- **What you should do**
Do not carry the pictures over; copy every other part of the entries exactly.
======== Raw records ========
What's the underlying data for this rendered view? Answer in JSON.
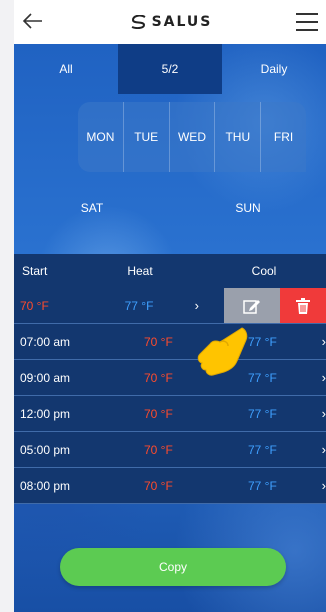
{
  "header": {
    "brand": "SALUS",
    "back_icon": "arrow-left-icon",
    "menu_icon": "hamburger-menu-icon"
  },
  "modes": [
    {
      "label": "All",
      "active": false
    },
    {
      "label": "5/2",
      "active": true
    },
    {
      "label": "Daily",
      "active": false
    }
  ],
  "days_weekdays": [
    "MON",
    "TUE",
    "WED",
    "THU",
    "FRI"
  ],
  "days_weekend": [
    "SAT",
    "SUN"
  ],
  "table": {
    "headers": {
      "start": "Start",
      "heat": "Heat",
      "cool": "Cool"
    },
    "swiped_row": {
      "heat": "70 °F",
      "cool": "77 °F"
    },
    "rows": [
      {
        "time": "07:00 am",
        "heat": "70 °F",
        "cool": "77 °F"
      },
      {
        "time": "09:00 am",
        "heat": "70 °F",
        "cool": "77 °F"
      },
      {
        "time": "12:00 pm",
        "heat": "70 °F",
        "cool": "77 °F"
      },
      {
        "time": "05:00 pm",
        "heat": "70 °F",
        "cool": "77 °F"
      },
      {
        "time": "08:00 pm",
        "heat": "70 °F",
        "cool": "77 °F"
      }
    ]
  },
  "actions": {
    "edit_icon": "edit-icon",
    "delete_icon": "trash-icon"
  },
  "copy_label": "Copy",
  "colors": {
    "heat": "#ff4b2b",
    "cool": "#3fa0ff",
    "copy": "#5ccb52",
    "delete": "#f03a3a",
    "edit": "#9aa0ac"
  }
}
========
- **Result of the exercise**
What's the underlying data for this rendered view? Answer in JSON.
{
  "header": {
    "brand": "SALUS",
    "back_icon": "arrow-left-icon",
    "menu_icon": "hamburger-menu-icon"
  },
  "modes": [
    {
      "label": "All",
      "active": false
    },
    {
      "label": "5/2",
      "active": true
    },
    {
      "label": "Daily",
      "active": false
    }
  ],
  "days_weekdays": [
    "MON",
    "TUE",
    "WED",
    "THU",
    "FRI"
  ],
  "days_weekend": [
    "SAT",
    "SUN"
  ],
  "table": {
    "headers": {
      "start": "Start",
      "heat": "Heat",
      "cool": "Cool"
    },
    "swiped_row": {
      "heat": "70 °F",
      "cool": "77 °F"
    },
    "rows": [
      {
        "time": "07:00 am",
        "heat": "70 °F",
        "cool": "77 °F"
      },
      {
        "time": "09:00 am",
        "heat": "70 °F",
        "cool": "77 °F"
      },
      {
        "time": "12:00 pm",
        "heat": "70 °F",
        "cool": "77 °F"
      },
      {
        "time": "05:00 pm",
        "heat": "70 °F",
        "cool": "77 °F"
      },
      {
        "time": "08:00 pm",
        "heat": "70 °F",
        "cool": "77 °F"
      }
    ]
  },
  "actions": {
    "edit_icon": "edit-icon",
    "delete_icon": "trash-icon"
  },
  "copy_label": "Copy",
  "colors": {
    "heat": "#ff4b2b",
    "cool": "#3fa0ff",
    "copy": "#5ccb52",
    "delete": "#f03a3a",
    "edit": "#9aa0ac"
  }
}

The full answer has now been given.